> Prompt
Pull each line holding the word "chevron" from the data.

> Information given
-- BEGIN --
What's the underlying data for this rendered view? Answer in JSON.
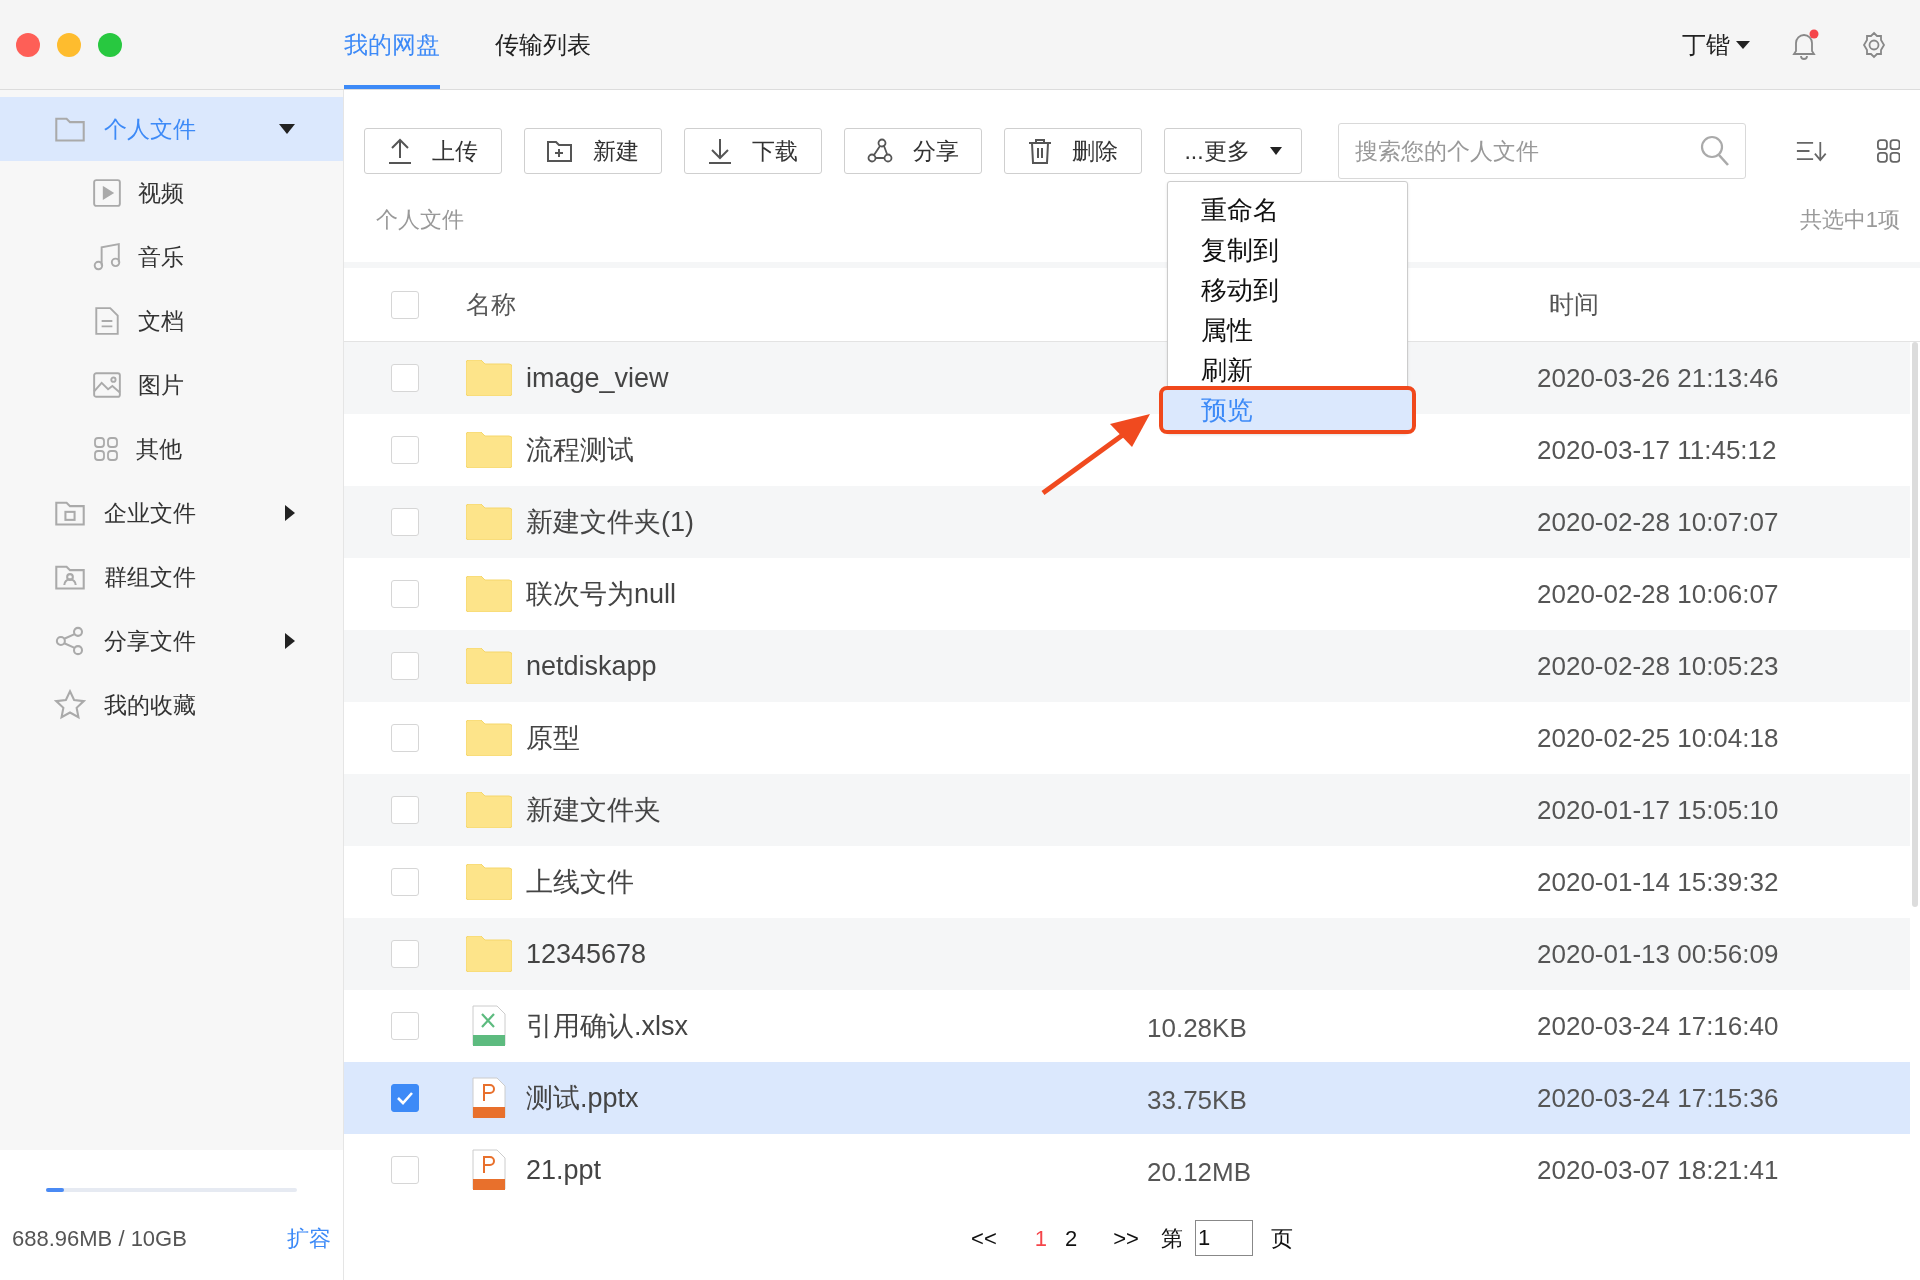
{
  "top_tabs": [
    {
      "label": "我的网盘",
      "selected": true
    },
    {
      "label": "传输列表",
      "selected": false
    }
  ],
  "user": {
    "name": "丁锴",
    "notification": true
  },
  "sidebar": {
    "items": [
      {
        "label": "个人文件",
        "kind": "folder",
        "selected": true,
        "expanded": true,
        "children": [
          {
            "label": "视频",
            "kind": "video",
            "selected": false
          },
          {
            "label": "音乐",
            "kind": "music",
            "selected": false
          },
          {
            "label": "文档",
            "kind": "doc",
            "selected": false
          },
          {
            "label": "图片",
            "kind": "image",
            "selected": false
          },
          {
            "label": "其他",
            "kind": "grid",
            "selected": false
          }
        ]
      },
      {
        "label": "企业文件",
        "kind": "company",
        "selected": false,
        "expanded": false
      },
      {
        "label": "群组文件",
        "kind": "group",
        "selected": false
      },
      {
        "label": "分享文件",
        "kind": "share",
        "selected": false,
        "expanded": false
      },
      {
        "label": "我的收藏",
        "kind": "star",
        "selected": false
      }
    ]
  },
  "storage": {
    "usage": "688.96MB / 10GB",
    "level": 0.07,
    "action": "扩容"
  },
  "toolbar": {
    "buttons": [
      {
        "label": "上传",
        "kind": "upload"
      },
      {
        "label": "新建",
        "kind": "new-folder"
      },
      {
        "label": "下载",
        "kind": "download"
      },
      {
        "label": "分享",
        "kind": "share"
      },
      {
        "label": "删除",
        "kind": "trash"
      },
      {
        "label": "...更多",
        "kind": "caret"
      }
    ],
    "search": {
      "placeholder": "搜索您的个人文件"
    }
  },
  "breadcrumb": "个人文件",
  "selection_count": "共选中1项",
  "table": {
    "select_all": {
      "checked": false
    },
    "columns": [
      "名称",
      "时间"
    ],
    "rows": [
      {
        "name": "image_view",
        "kind": "folder",
        "time": "2020-03-26 21:13:46",
        "checked": false
      },
      {
        "name": "流程测试",
        "kind": "folder",
        "time": "2020-03-17 11:45:12",
        "checked": false
      },
      {
        "name": "新建文件夹(1)",
        "kind": "folder",
        "time": "2020-02-28 10:07:07",
        "checked": false
      },
      {
        "name": "联次号为null",
        "kind": "folder",
        "time": "2020-02-28 10:06:07",
        "checked": false
      },
      {
        "name": "netdiskapp",
        "kind": "folder",
        "time": "2020-02-28 10:05:23",
        "checked": false
      },
      {
        "name": "原型",
        "kind": "folder",
        "time": "2020-02-25 10:04:18",
        "checked": false
      },
      {
        "name": "新建文件夹",
        "kind": "folder",
        "time": "2020-01-17 15:05:10",
        "checked": false
      },
      {
        "name": "上线文件",
        "kind": "folder",
        "time": "2020-01-14 15:39:32",
        "checked": false
      },
      {
        "name": "12345678",
        "kind": "folder",
        "time": "2020-01-13 00:56:09",
        "checked": false
      },
      {
        "name": "引用确认.xlsx",
        "kind": "xls",
        "size": "10.28KB",
        "time": "2020-03-24 17:16:40",
        "checked": false
      },
      {
        "name": "测试.pptx",
        "kind": "ppt",
        "size": "33.75KB",
        "time": "2020-03-24 17:15:36",
        "checked": true
      },
      {
        "name": "21.ppt",
        "kind": "ppt",
        "size": "20.12MB",
        "time": "2020-03-07 18:21:41",
        "checked": false
      }
    ]
  },
  "more_menu": {
    "items": [
      {
        "label": "重命名",
        "selected": false
      },
      {
        "label": "复制到",
        "selected": false
      },
      {
        "label": "移动到",
        "selected": false
      },
      {
        "label": "属性",
        "selected": false
      },
      {
        "label": "刷新",
        "selected": false
      },
      {
        "label": "预览",
        "selected": true
      }
    ]
  },
  "pagination": {
    "prev": "<<",
    "pages": [
      {
        "label": "1",
        "selected": true
      },
      {
        "label": "2",
        "selected": false
      }
    ],
    "next": ">>",
    "goto_prefix": "第",
    "goto_value": "1",
    "goto_suffix": "页"
  }
}
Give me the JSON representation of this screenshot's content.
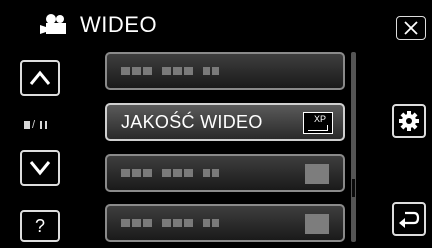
{
  "header": {
    "title": "WIDEO",
    "mode_icon": "video-camera-icon"
  },
  "buttons": {
    "close": "close-icon",
    "up": "chevron-up-icon",
    "down": "chevron-down-icon",
    "help_label": "?",
    "settings": "gear-icon",
    "back": "return-icon"
  },
  "mode_indicator": "playback-mode-icon",
  "menu": {
    "items": [
      {
        "label": "",
        "state": "disabled"
      },
      {
        "label": "JAKOŚĆ WIDEO",
        "value_badge": "XP",
        "state": "selected"
      },
      {
        "label": "",
        "state": "disabled"
      },
      {
        "label": "",
        "state": "disabled"
      }
    ]
  },
  "scrollbar": {
    "position": 0.68
  },
  "colors": {
    "background": "#000000",
    "text": "#ffffff",
    "border": "#cfcfcf"
  }
}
-- END --
> Result of this task
    "up": "chevron-up-icon",
    "down": "chevron-down-icon",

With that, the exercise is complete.